**What this task involves**
Your task is to output the listing word for word, with pictures excluded.

═══ Given data ═══

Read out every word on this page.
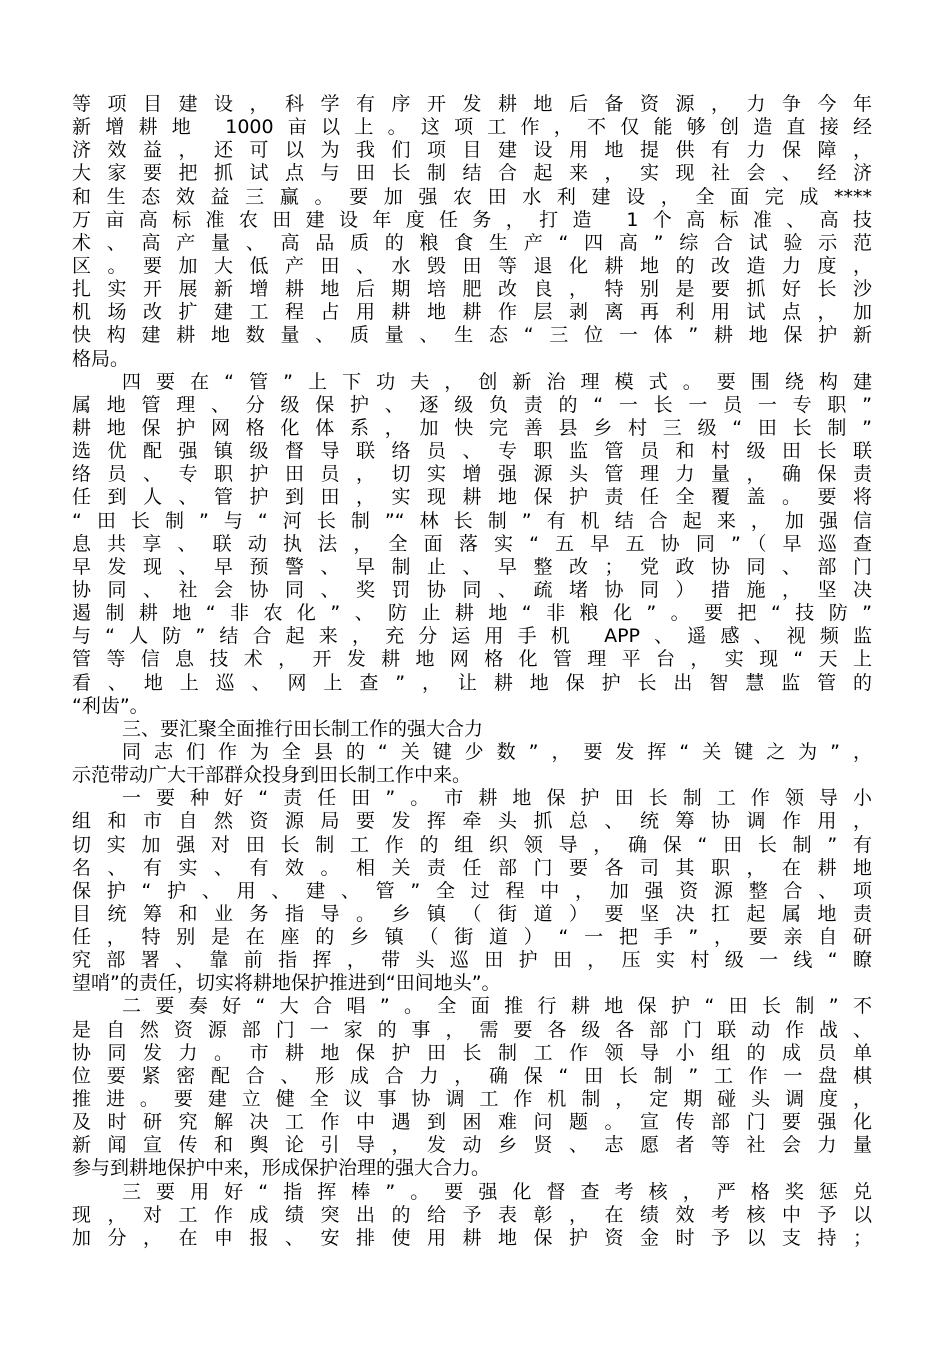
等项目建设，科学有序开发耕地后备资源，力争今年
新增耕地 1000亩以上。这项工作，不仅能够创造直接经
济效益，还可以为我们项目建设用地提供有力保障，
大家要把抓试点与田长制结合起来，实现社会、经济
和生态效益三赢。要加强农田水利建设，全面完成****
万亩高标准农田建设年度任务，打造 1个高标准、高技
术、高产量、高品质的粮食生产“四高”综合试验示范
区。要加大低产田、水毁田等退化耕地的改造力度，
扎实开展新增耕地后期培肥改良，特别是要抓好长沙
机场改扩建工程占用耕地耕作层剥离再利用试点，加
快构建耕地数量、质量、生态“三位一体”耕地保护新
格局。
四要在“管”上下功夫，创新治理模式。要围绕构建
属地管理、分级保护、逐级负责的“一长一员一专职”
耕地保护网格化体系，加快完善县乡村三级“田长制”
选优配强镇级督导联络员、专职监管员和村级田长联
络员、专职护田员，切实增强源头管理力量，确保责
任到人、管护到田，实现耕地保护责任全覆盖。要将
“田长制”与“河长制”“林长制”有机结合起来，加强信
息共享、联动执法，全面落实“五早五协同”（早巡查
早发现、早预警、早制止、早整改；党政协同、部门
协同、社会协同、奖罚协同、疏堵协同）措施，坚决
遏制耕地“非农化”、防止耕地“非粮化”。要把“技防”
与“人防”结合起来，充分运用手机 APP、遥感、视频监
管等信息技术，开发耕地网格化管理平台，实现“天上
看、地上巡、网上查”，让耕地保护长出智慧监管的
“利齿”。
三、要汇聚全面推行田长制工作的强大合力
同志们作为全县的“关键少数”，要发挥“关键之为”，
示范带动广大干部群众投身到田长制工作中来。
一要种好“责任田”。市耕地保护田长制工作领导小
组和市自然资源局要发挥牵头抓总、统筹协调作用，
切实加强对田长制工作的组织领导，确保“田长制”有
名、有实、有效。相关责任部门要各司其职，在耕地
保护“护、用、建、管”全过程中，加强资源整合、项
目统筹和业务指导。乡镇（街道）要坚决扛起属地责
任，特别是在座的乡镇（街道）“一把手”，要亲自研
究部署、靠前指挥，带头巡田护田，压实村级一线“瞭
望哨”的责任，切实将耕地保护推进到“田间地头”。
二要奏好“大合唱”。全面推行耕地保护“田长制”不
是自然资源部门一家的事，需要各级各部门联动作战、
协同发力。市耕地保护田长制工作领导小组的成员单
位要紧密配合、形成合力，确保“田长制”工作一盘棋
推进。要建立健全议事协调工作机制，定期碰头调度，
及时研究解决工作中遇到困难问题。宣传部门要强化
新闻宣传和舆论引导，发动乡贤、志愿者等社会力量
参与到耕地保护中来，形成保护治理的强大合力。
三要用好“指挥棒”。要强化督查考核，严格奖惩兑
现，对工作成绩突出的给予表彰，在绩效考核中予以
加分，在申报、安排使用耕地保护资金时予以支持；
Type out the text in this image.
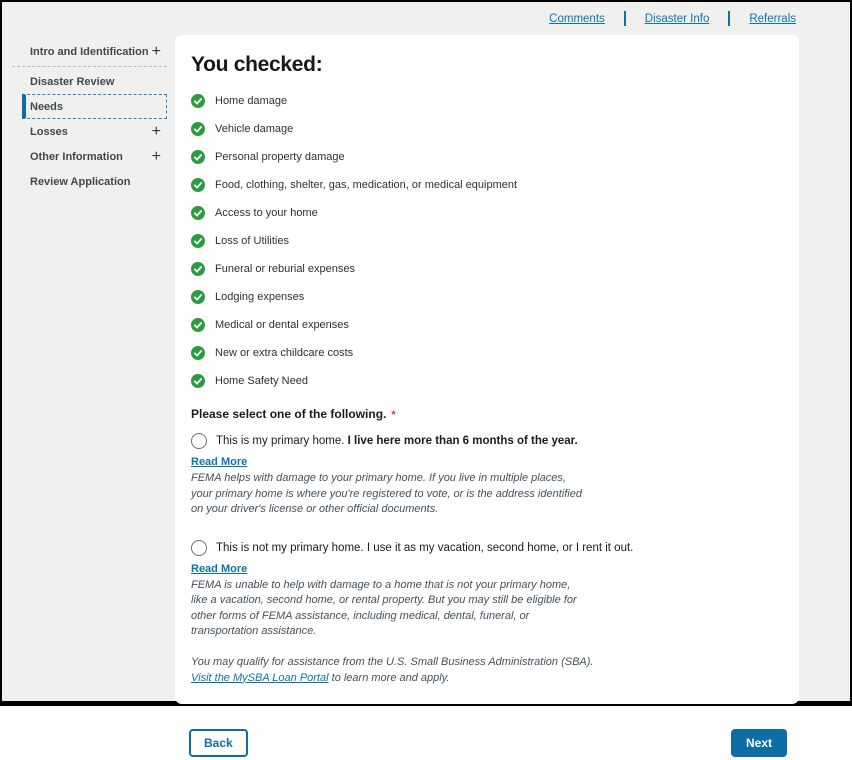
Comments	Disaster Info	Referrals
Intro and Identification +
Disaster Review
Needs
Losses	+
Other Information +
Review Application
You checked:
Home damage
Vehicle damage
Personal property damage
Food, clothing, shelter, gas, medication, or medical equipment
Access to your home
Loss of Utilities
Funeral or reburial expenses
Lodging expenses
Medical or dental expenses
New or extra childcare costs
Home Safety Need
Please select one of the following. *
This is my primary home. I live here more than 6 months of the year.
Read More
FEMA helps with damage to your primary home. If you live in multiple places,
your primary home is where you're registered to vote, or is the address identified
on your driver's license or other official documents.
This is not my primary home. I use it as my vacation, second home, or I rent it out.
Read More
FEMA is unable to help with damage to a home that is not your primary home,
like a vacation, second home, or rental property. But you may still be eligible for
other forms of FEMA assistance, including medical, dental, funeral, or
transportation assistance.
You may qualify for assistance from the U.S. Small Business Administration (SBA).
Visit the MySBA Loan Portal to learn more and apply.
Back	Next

═══

**Output of the task**
Read out every word on this page.
等项目建设，科学有序开发耕地后备资源，力争今年
新增耕地 1000亩以上。这项工作，不仅能够创造直接经
济效益，还可以为我们项目建设用地提供有力保障，
大家要把抓试点与田长制结合起来，实现社会、经济
和生态效益三赢。要加强农田水利建设，全面完成****
万亩高标准农田建设年度任务，打造 1个高标准、高技
术、高产量、高品质的粮食生产“四高”综合试验示范
区。要加大低产田、水毁田等退化耕地的改造力度，
扎实开展新增耕地后期培肥改良，特别是要抓好长沙
机场改扩建工程占用耕地耕作层剥离再利用试点，加
快构建耕地数量、质量、生态“三位一体”耕地保护新
格局。
四要在“管”上下功夫，创新治理模式。要围绕构建
属地管理、分级保护、逐级负责的“一长一员一专职”
耕地保护网格化体系，加快完善县乡村三级“田长制”
选优配强镇级督导联络员、专职监管员和村级田长联
络员、专职护田员，切实增强源头管理力量，确保责
任到人、管护到田，实现耕地保护责任全覆盖。要将
“田长制”与“河长制”“林长制”有机结合起来，加强信
息共享、联动执法，全面落实“五早五协同”（早巡查
早发现、早预警、早制止、早整改；党政协同、部门
协同、社会协同、奖罚协同、疏堵协同）措施，坚决
遏制耕地“非农化”、防止耕地“非粮化”。要把“技防”
与“人防”结合起来，充分运用手机 APP、遥感、视频监
管等信息技术，开发耕地网格化管理平台，实现“天上
看、地上巡、网上查”，让耕地保护长出智慧监管的
“利齿”。
三、要汇聚全面推行田长制工作的强大合力
同志们作为全县的“关键少数”，要发挥“关键之为”，
示范带动广大干部群众投身到田长制工作中来。
一要种好“责任田”。市耕地保护田长制工作领导小
组和市自然资源局要发挥牵头抓总、统筹协调作用，
切实加强对田长制工作的组织领导，确保“田长制”有
名、有实、有效。相关责任部门要各司其职，在耕地
保护“护、用、建、管”全过程中，加强资源整合、项
目统筹和业务指导。乡镇（街道）要坚决扛起属地责
任，特别是在座的乡镇（街道）“一把手”，要亲自研
究部署、靠前指挥，带头巡田护田，压实村级一线“瞭
望哨”的责任，切实将耕地保护推进到“田间地头”。
二要奏好“大合唱”。全面推行耕地保护“田长制”不
是自然资源部门一家的事，需要各级各部门联动作战、
协同发力。市耕地保护田长制工作领导小组的成员单
位要紧密配合、形成合力，确保“田长制”工作一盘棋
推进。要建立健全议事协调工作机制，定期碰头调度，
及时研究解决工作中遇到困难问题。宣传部门要强化
新闻宣传和舆论引导，发动乡贤、志愿者等社会力量
参与到耕地保护中来，形成保护治理的强大合力。
三要用好“指挥棒”。要强化督查考核，严格奖惩兑
现，对工作成绩突出的给予表彰，在绩效考核中予以
加分，在申报、安排使用耕地保护资金时予以支持；
Type out the text in this image.
Comments	Disaster Info	Referrals
Intro and Identification +
Disaster Review
Needs
Losses	+
Other Information +
Review Application
You checked:
Home damage
Vehicle damage
Personal property damage
Food, clothing, shelter, gas, medication, or medical equipment
Access to your home
Loss of Utilities
Funeral or reburial expenses
Lodging expenses
Medical or dental expenses
New or extra childcare costs
Home Safety Need
Please select one of the following. *
This is my primary home. I live here more than 6 months of the year.
Read More
FEMA helps with damage to your primary home. If you live in multiple places,
your primary home is where you're registered to vote, or is the address identified
on your driver's license or other official documents.
This is not my primary home. I use it as my vacation, second home, or I rent it out.
Read More
FEMA is unable to help with damage to a home that is not your primary home,
like a vacation, second home, or rental property. But you may still be eligible for
other forms of FEMA assistance, including medical, dental, funeral, or
transportation assistance.
You may qualify for assistance from the U.S. Small Business Administration (SBA).
Visit the MySBA Loan Portal to learn more and apply.
Back	Next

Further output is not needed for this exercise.